## Start RECORDS SHOWN

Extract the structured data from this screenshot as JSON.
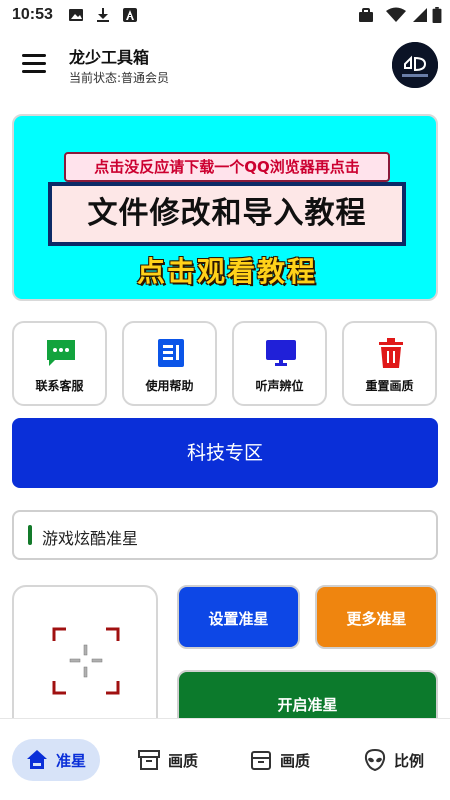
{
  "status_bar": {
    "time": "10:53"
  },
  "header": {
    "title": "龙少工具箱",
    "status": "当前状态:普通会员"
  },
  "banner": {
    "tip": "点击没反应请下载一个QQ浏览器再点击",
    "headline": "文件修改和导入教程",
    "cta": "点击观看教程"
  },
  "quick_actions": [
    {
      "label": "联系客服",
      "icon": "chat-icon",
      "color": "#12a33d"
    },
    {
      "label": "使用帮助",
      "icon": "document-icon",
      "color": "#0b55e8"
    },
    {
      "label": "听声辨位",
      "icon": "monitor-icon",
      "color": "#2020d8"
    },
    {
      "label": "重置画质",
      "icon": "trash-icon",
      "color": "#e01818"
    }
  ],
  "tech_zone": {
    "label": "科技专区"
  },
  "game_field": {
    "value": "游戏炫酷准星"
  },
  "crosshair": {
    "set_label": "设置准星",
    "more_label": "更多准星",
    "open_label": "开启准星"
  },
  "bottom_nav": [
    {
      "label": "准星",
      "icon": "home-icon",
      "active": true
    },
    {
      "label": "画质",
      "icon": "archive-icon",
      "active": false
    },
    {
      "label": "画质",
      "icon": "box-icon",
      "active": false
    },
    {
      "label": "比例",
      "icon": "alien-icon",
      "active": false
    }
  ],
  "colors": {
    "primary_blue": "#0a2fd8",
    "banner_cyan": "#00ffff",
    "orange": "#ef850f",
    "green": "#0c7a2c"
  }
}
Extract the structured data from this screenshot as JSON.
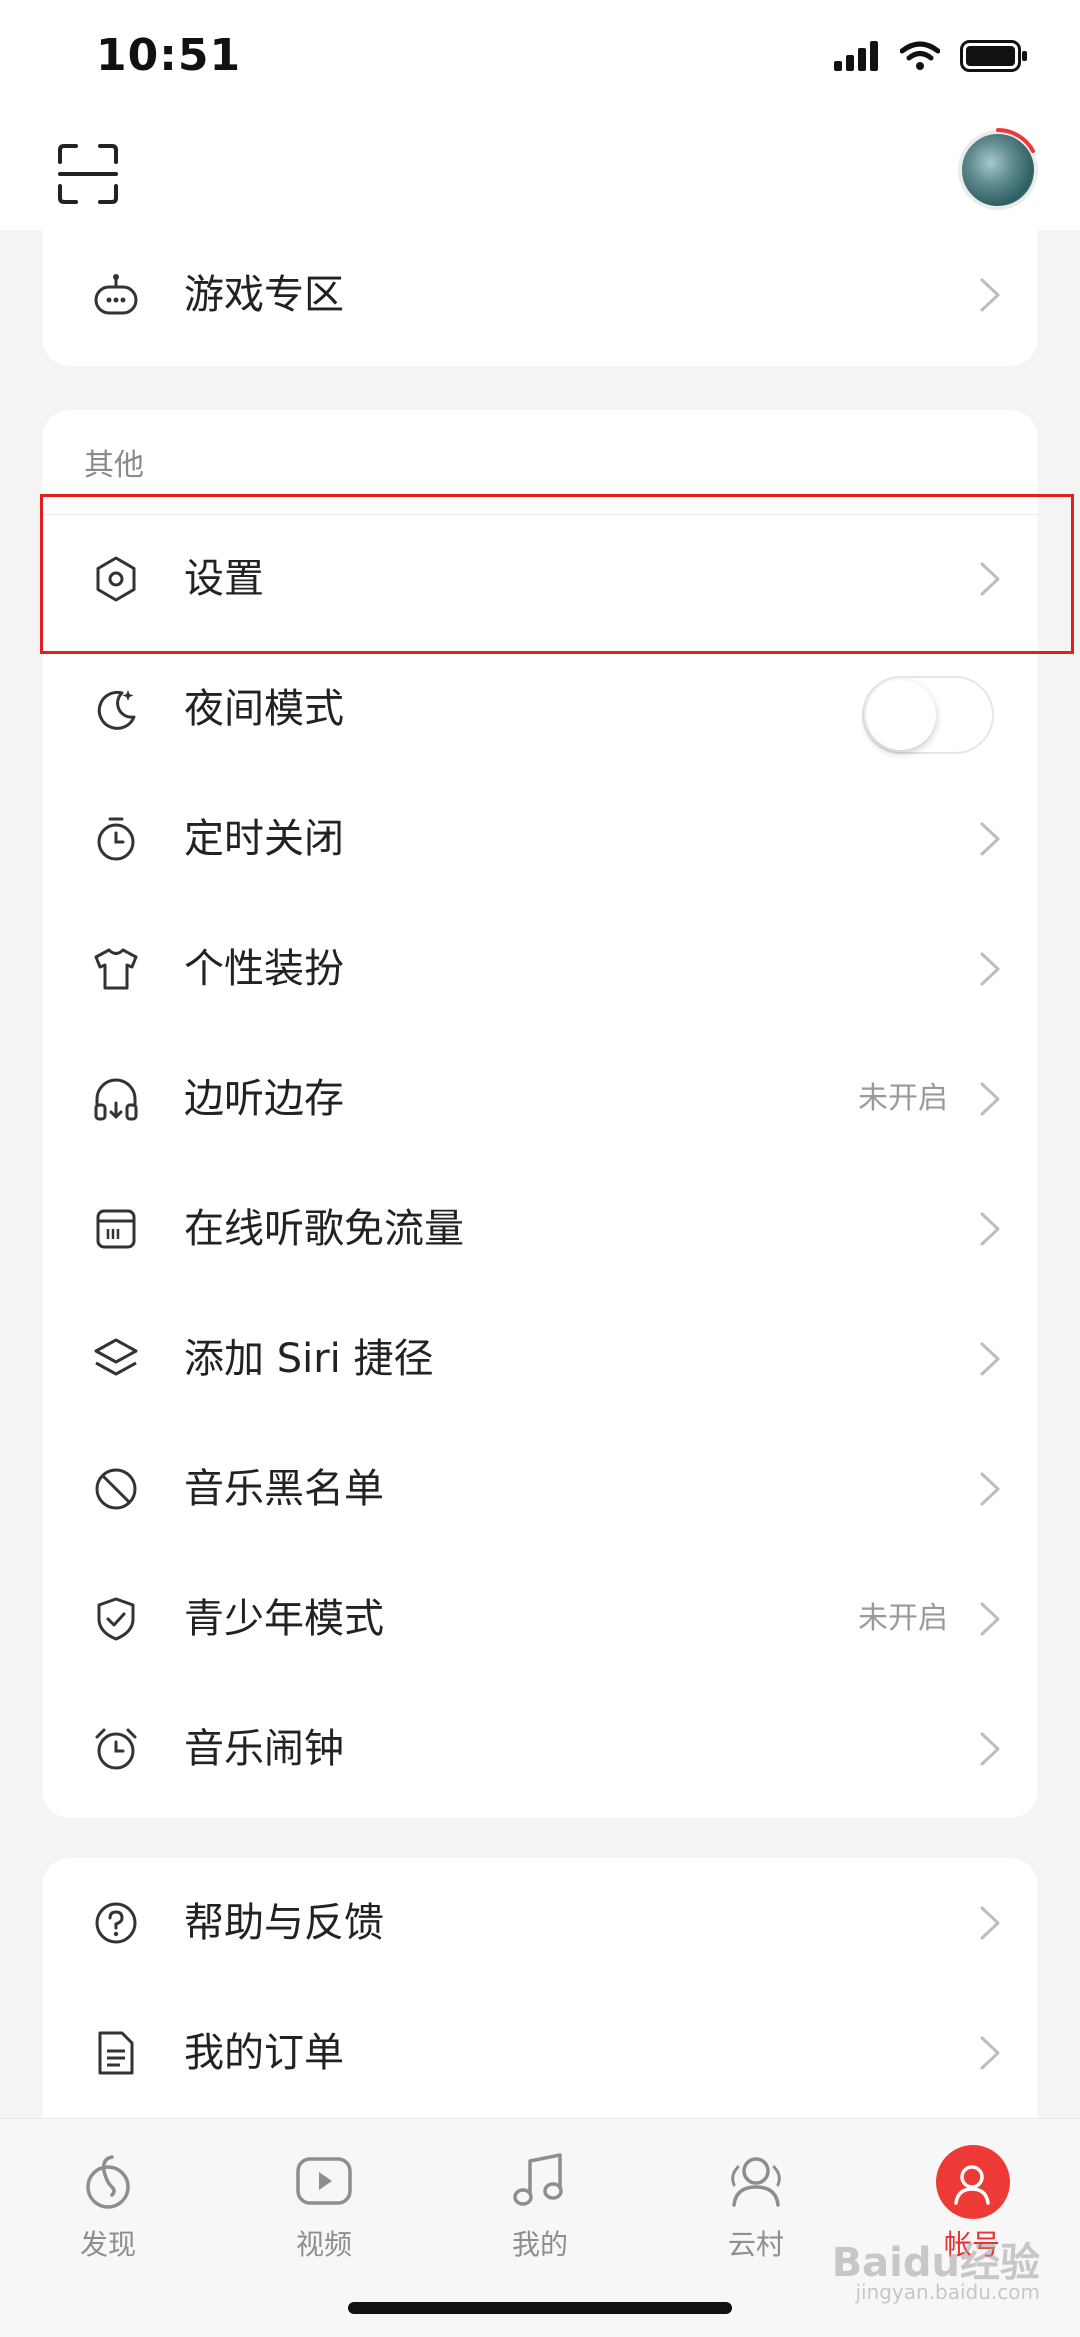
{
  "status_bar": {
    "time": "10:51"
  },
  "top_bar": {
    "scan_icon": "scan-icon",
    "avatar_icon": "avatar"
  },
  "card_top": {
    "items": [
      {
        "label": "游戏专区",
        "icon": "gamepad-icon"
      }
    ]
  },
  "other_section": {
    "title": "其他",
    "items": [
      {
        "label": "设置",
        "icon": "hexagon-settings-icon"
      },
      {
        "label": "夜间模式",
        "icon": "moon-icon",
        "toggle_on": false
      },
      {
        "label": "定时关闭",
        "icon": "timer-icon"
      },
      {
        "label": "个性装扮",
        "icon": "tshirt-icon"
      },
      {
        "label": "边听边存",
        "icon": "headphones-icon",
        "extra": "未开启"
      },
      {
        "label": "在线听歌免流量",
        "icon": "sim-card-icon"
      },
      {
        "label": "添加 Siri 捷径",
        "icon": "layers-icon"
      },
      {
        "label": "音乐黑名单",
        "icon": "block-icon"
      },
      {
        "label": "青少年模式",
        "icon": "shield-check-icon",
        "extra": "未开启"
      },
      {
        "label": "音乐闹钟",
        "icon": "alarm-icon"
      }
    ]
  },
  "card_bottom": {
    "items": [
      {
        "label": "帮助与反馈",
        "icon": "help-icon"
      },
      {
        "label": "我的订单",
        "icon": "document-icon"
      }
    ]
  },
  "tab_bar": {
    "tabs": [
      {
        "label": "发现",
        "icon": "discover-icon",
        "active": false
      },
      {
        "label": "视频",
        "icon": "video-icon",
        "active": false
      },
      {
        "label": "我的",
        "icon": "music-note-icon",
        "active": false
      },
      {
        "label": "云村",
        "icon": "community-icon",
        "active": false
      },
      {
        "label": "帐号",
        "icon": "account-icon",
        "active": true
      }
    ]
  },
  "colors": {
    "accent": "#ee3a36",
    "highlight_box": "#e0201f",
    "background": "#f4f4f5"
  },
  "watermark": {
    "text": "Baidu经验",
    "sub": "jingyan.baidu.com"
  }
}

## End RECORDS SHOWN

> **WHAT IS NEEDED**
Check every line for "document" and show the ones that have it.

> **ANSWER TO THIS TASK**
      "icon": "document-icon",
        "icon": "document-icon"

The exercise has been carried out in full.